--- Instructions for the task ---
Transcribe every line exactly and omit anything that is a picture.

[Dataset records on visual material]
--- START ---

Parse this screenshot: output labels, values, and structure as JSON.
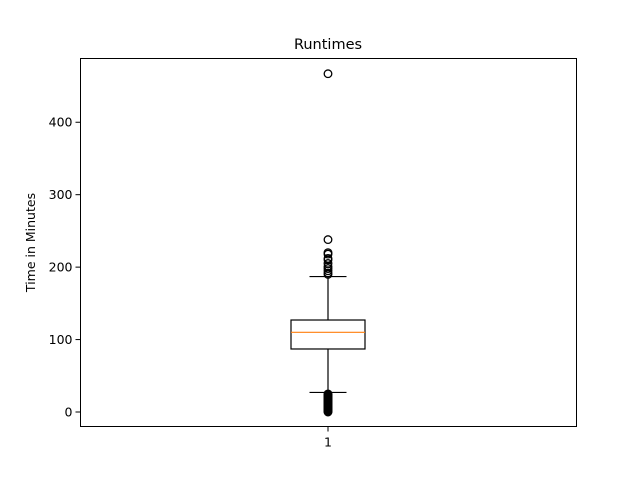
{
  "chart_data": {
    "type": "box",
    "title": "Runtimes",
    "xlabel": "",
    "ylabel": "Time in Minutes",
    "categories": [
      "1"
    ],
    "ylim": [
      -20,
      488
    ],
    "y_ticks": [
      0,
      100,
      200,
      300,
      400
    ],
    "grid": false,
    "legend": "none",
    "box": {
      "whisker_low": 27,
      "q1": 87,
      "median": 110,
      "q3": 127,
      "whisker_high": 187,
      "outliers": [
        0,
        1,
        2,
        3,
        4,
        5,
        6,
        7,
        8,
        9,
        10,
        11,
        12,
        13,
        14,
        15,
        16,
        17,
        18,
        19,
        20,
        21,
        22,
        23,
        24,
        25,
        190,
        192,
        195,
        198,
        201,
        205,
        210,
        212,
        218,
        220,
        238,
        467
      ]
    },
    "colors": {
      "box": "#000000",
      "median": "#ff7f0e",
      "outlier_edge": "#000000"
    }
  }
}
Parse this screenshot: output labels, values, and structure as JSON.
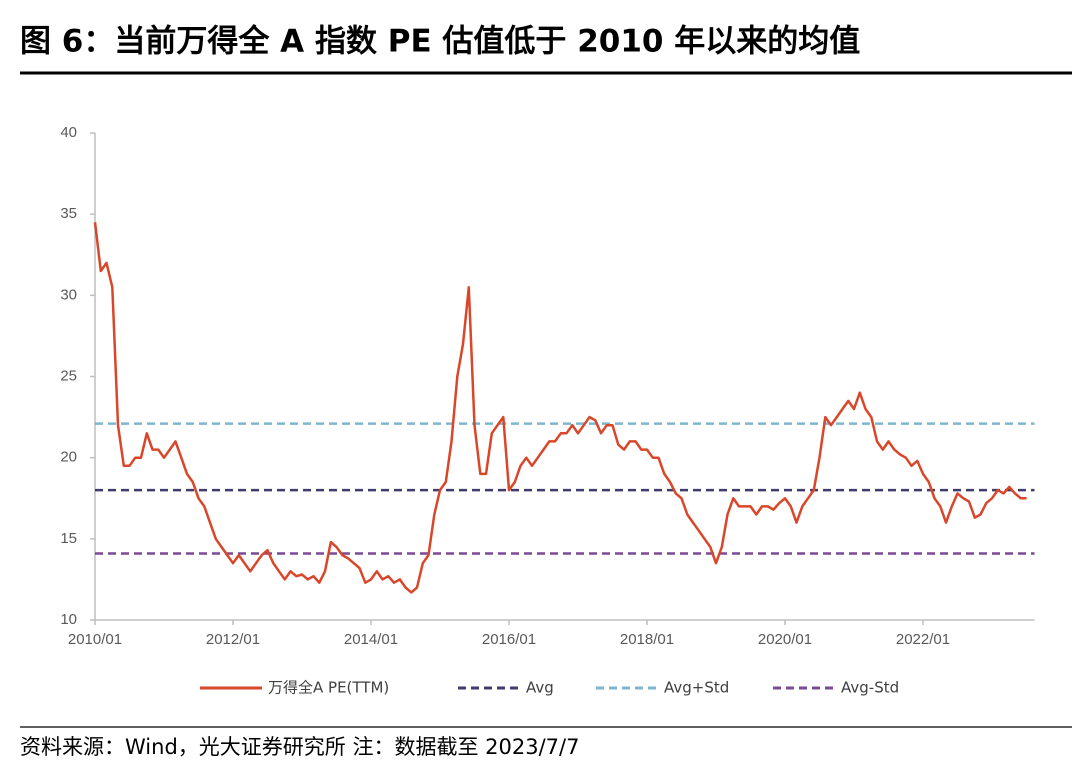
{
  "chart_data": {
    "type": "line",
    "title": "图 6：当前万得全 A 指数 PE 估值低于 2010 年以来的均值",
    "source": "资料来源：Wind，光大证券研究所 注：数据截至 2023/7/7",
    "x": [
      "2010/01",
      "2010/02",
      "2010/03",
      "2010/04",
      "2010/05",
      "2010/06",
      "2010/07",
      "2010/08",
      "2010/09",
      "2010/10",
      "2010/11",
      "2010/12",
      "2011/01",
      "2011/02",
      "2011/03",
      "2011/04",
      "2011/05",
      "2011/06",
      "2011/07",
      "2011/08",
      "2011/09",
      "2011/10",
      "2011/11",
      "2011/12",
      "2012/01",
      "2012/02",
      "2012/03",
      "2012/04",
      "2012/05",
      "2012/06",
      "2012/07",
      "2012/08",
      "2012/09",
      "2012/10",
      "2012/11",
      "2012/12",
      "2013/01",
      "2013/02",
      "2013/03",
      "2013/04",
      "2013/05",
      "2013/06",
      "2013/07",
      "2013/08",
      "2013/09",
      "2013/10",
      "2013/11",
      "2013/12",
      "2014/01",
      "2014/02",
      "2014/03",
      "2014/04",
      "2014/05",
      "2014/06",
      "2014/07",
      "2014/08",
      "2014/09",
      "2014/10",
      "2014/11",
      "2014/12",
      "2015/01",
      "2015/02",
      "2015/03",
      "2015/04",
      "2015/05",
      "2015/06",
      "2015/07",
      "2015/08",
      "2015/09",
      "2015/10",
      "2015/11",
      "2015/12",
      "2016/01",
      "2016/02",
      "2016/03",
      "2016/04",
      "2016/05",
      "2016/06",
      "2016/07",
      "2016/08",
      "2016/09",
      "2016/10",
      "2016/11",
      "2016/12",
      "2017/01",
      "2017/02",
      "2017/03",
      "2017/04",
      "2017/05",
      "2017/06",
      "2017/07",
      "2017/08",
      "2017/09",
      "2017/10",
      "2017/11",
      "2017/12",
      "2018/01",
      "2018/02",
      "2018/03",
      "2018/04",
      "2018/05",
      "2018/06",
      "2018/07",
      "2018/08",
      "2018/09",
      "2018/10",
      "2018/11",
      "2018/12",
      "2019/01",
      "2019/02",
      "2019/03",
      "2019/04",
      "2019/05",
      "2019/06",
      "2019/07",
      "2019/08",
      "2019/09",
      "2019/10",
      "2019/11",
      "2019/12",
      "2020/01",
      "2020/02",
      "2020/03",
      "2020/04",
      "2020/05",
      "2020/06",
      "2020/07",
      "2020/08",
      "2020/09",
      "2020/10",
      "2020/11",
      "2020/12",
      "2021/01",
      "2021/02",
      "2021/03",
      "2021/04",
      "2021/05",
      "2021/06",
      "2021/07",
      "2021/08",
      "2021/09",
      "2021/10",
      "2021/11",
      "2021/12",
      "2022/01",
      "2022/02",
      "2022/03",
      "2022/04",
      "2022/05",
      "2022/06",
      "2022/07",
      "2022/08",
      "2022/09",
      "2022/10",
      "2022/11",
      "2022/12",
      "2023/01",
      "2023/02",
      "2023/03",
      "2023/04",
      "2023/05",
      "2023/06",
      "2023/07"
    ],
    "series": [
      {
        "name": "万得全A PE(TTM)",
        "color": "#d9472b",
        "values": [
          34.5,
          31.5,
          32,
          30.5,
          22,
          19.5,
          19.5,
          20,
          20,
          21.5,
          20.5,
          20.5,
          20,
          20.5,
          21,
          20,
          19,
          18.5,
          17.5,
          17,
          16,
          15,
          14.5,
          14,
          13.5,
          14,
          13.5,
          13,
          13.5,
          14,
          14.3,
          13.5,
          13,
          12.5,
          13,
          12.7,
          12.8,
          12.5,
          12.7,
          12.3,
          13,
          14.8,
          14.5,
          14,
          13.8,
          13.5,
          13.2,
          12.3,
          12.5,
          13,
          12.5,
          12.7,
          12.3,
          12.5,
          12,
          11.7,
          12,
          13.5,
          14,
          16.5,
          18,
          18.5,
          21,
          25,
          27,
          30.5,
          22,
          19,
          19,
          21.5,
          22,
          22.5,
          18,
          18.5,
          19.5,
          20,
          19.5,
          20,
          20.5,
          21,
          21,
          21.5,
          21.5,
          22,
          21.5,
          22,
          22.5,
          22.3,
          21.5,
          22,
          22,
          20.8,
          20.5,
          21,
          21,
          20.5,
          20.5,
          20,
          20,
          19,
          18.5,
          17.8,
          17.5,
          16.5,
          16,
          15.5,
          15,
          14.5,
          13.5,
          14.5,
          16.5,
          17.5,
          17,
          17,
          17,
          16.5,
          17,
          17,
          16.8,
          17.2,
          17.5,
          17,
          16,
          17,
          17.5,
          18,
          20,
          22.5,
          22,
          22.5,
          23,
          23.5,
          23,
          24,
          23,
          22.5,
          21,
          20.5,
          21,
          20.5,
          20.2,
          20,
          19.5,
          19.8,
          19,
          18.5,
          17.5,
          17,
          16,
          17,
          17.8,
          17.5,
          17.3,
          16.3,
          16.5,
          17.2,
          17.5,
          18,
          17.8,
          18.2,
          17.8,
          17.5,
          17.5
        ]
      }
    ],
    "reference_lines": [
      {
        "name": "Avg",
        "value": 18,
        "color": "#3f3d6e"
      },
      {
        "name": "Avg+Std",
        "value": 22.1,
        "color": "#7fb6cf"
      },
      {
        "name": "Avg-Std",
        "value": 14.1,
        "color": "#7a4a94"
      }
    ],
    "xlim": [
      "2010/01",
      "2023/07"
    ],
    "xticks": [
      "2010/01",
      "2012/01",
      "2014/01",
      "2016/01",
      "2018/01",
      "2020/01",
      "2022/01"
    ],
    "ylim": [
      10,
      40
    ],
    "yticks": [
      10,
      15,
      20,
      25,
      30,
      35,
      40
    ]
  }
}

--- END ---

--- Right answer ---
Parse this screenshot: output labels, values, and structure as JSON.
{
  "chart_data": {
    "type": "box",
    "title": "Runtimes",
    "xlabel": "",
    "ylabel": "Time in Minutes",
    "categories": [
      "1"
    ],
    "ylim": [
      -20,
      488
    ],
    "y_ticks": [
      0,
      100,
      200,
      300,
      400
    ],
    "grid": false,
    "legend": "none",
    "box": {
      "whisker_low": 27,
      "q1": 87,
      "median": 110,
      "q3": 127,
      "whisker_high": 187,
      "outliers": [
        0,
        1,
        2,
        3,
        4,
        5,
        6,
        7,
        8,
        9,
        10,
        11,
        12,
        13,
        14,
        15,
        16,
        17,
        18,
        19,
        20,
        21,
        22,
        23,
        24,
        25,
        190,
        192,
        195,
        198,
        201,
        205,
        210,
        212,
        218,
        220,
        238,
        467
      ]
    },
    "colors": {
      "box": "#000000",
      "median": "#ff7f0e",
      "outlier_edge": "#000000"
    }
  }
}
Parse this screenshot: output labels, values, and structure as JSON.
{
  "chart_data": {
    "type": "line",
    "title": "图 6：当前万得全 A 指数 PE 估值低于 2010 年以来的均值",
    "source": "资料来源：Wind，光大证券研究所 注：数据截至 2023/7/7",
    "x": [
      "2010/01",
      "2010/02",
      "2010/03",
      "2010/04",
      "2010/05",
      "2010/06",
      "2010/07",
      "2010/08",
      "2010/09",
      "2010/10",
      "2010/11",
      "2010/12",
      "2011/01",
      "2011/02",
      "2011/03",
      "2011/04",
      "2011/05",
      "2011/06",
      "2011/07",
      "2011/08",
      "2011/09",
      "2011/10",
      "2011/11",
      "2011/12",
      "2012/01",
      "2012/02",
      "2012/03",
      "2012/04",
      "2012/05",
      "2012/06",
      "2012/07",
      "2012/08",
      "2012/09",
      "2012/10",
      "2012/11",
      "2012/12",
      "2013/01",
      "2013/02",
      "2013/03",
      "2013/04",
      "2013/05",
      "2013/06",
      "2013/07",
      "2013/08",
      "2013/09",
      "2013/10",
      "2013/11",
      "2013/12",
      "2014/01",
      "2014/02",
      "2014/03",
      "2014/04",
      "2014/05",
      "2014/06",
      "2014/07",
      "2014/08",
      "2014/09",
      "2014/10",
      "2014/11",
      "2014/12",
      "2015/01",
      "2015/02",
      "2015/03",
      "2015/04",
      "2015/05",
      "2015/06",
      "2015/07",
      "2015/08",
      "2015/09",
      "2015/10",
      "2015/11",
      "2015/12",
      "2016/01",
      "2016/02",
      "2016/03",
      "2016/04",
      "2016/05",
      "2016/06",
      "2016/07",
      "2016/08",
      "2016/09",
      "2016/10",
      "2016/11",
      "2016/12",
      "2017/01",
      "2017/02",
      "2017/03",
      "2017/04",
      "2017/05",
      "2017/06",
      "2017/07",
      "2017/08",
      "2017/09",
      "2017/10",
      "2017/11",
      "2017/12",
      "2018/01",
      "2018/02",
      "2018/03",
      "2018/04",
      "2018/05",
      "2018/06",
      "2018/07",
      "2018/08",
      "2018/09",
      "2018/10",
      "2018/11",
      "2018/12",
      "2019/01",
      "2019/02",
      "2019/03",
      "2019/04",
      "2019/05",
      "2019/06",
      "2019/07",
      "2019/08",
      "2019/09",
      "2019/10",
      "2019/11",
      "2019/12",
      "2020/01",
      "2020/02",
      "2020/03",
      "2020/04",
      "2020/05",
      "2020/06",
      "2020/07",
      "2020/08",
      "2020/09",
      "2020/10",
      "2020/11",
      "2020/12",
      "2021/01",
      "2021/02",
      "2021/03",
      "2021/04",
      "2021/05",
      "2021/06",
      "2021/07",
      "2021/08",
      "2021/09",
      "2021/10",
      "2021/11",
      "2021/12",
      "2022/01",
      "2022/02",
      "2022/03",
      "2022/04",
      "2022/05",
      "2022/06",
      "2022/07",
      "2022/08",
      "2022/09",
      "2022/10",
      "2022/11",
      "2022/12",
      "2023/01",
      "2023/02",
      "2023/03",
      "2023/04",
      "2023/05",
      "2023/06",
      "2023/07"
    ],
    "series": [
      {
        "name": "万得全A PE(TTM)",
        "color": "#d9472b",
        "values": [
          34.5,
          31.5,
          32,
          30.5,
          22,
          19.5,
          19.5,
          20,
          20,
          21.5,
          20.5,
          20.5,
          20,
          20.5,
          21,
          20,
          19,
          18.5,
          17.5,
          17,
          16,
          15,
          14.5,
          14,
          13.5,
          14,
          13.5,
          13,
          13.5,
          14,
          14.3,
          13.5,
          13,
          12.5,
          13,
          12.7,
          12.8,
          12.5,
          12.7,
          12.3,
          13,
          14.8,
          14.5,
          14,
          13.8,
          13.5,
          13.2,
          12.3,
          12.5,
          13,
          12.5,
          12.7,
          12.3,
          12.5,
          12,
          11.7,
          12,
          13.5,
          14,
          16.5,
          18,
          18.5,
          21,
          25,
          27,
          30.5,
          22,
          19,
          19,
          21.5,
          22,
          22.5,
          18,
          18.5,
          19.5,
          20,
          19.5,
          20,
          20.5,
          21,
          21,
          21.5,
          21.5,
          22,
          21.5,
          22,
          22.5,
          22.3,
          21.5,
          22,
          22,
          20.8,
          20.5,
          21,
          21,
          20.5,
          20.5,
          20,
          20,
          19,
          18.5,
          17.8,
          17.5,
          16.5,
          16,
          15.5,
          15,
          14.5,
          13.5,
          14.5,
          16.5,
          17.5,
          17,
          17,
          17,
          16.5,
          17,
          17,
          16.8,
          17.2,
          17.5,
          17,
          16,
          17,
          17.5,
          18,
          20,
          22.5,
          22,
          22.5,
          23,
          23.5,
          23,
          24,
          23,
          22.5,
          21,
          20.5,
          21,
          20.5,
          20.2,
          20,
          19.5,
          19.8,
          19,
          18.5,
          17.5,
          17,
          16,
          17,
          17.8,
          17.5,
          17.3,
          16.3,
          16.5,
          17.2,
          17.5,
          18,
          17.8,
          18.2,
          17.8,
          17.5,
          17.5
        ]
      }
    ],
    "reference_lines": [
      {
        "name": "Avg",
        "value": 18,
        "color": "#3f3d6e"
      },
      {
        "name": "Avg+Std",
        "value": 22.1,
        "color": "#7fb6cf"
      },
      {
        "name": "Avg-Std",
        "value": 14.1,
        "color": "#7a4a94"
      }
    ],
    "xlim": [
      "2010/01",
      "2023/07"
    ],
    "xticks": [
      "2010/01",
      "2012/01",
      "2014/01",
      "2016/01",
      "2018/01",
      "2020/01",
      "2022/01"
    ],
    "ylim": [
      10,
      40
    ],
    "yticks": [
      10,
      15,
      20,
      25,
      30,
      35,
      40
    ]
  }
}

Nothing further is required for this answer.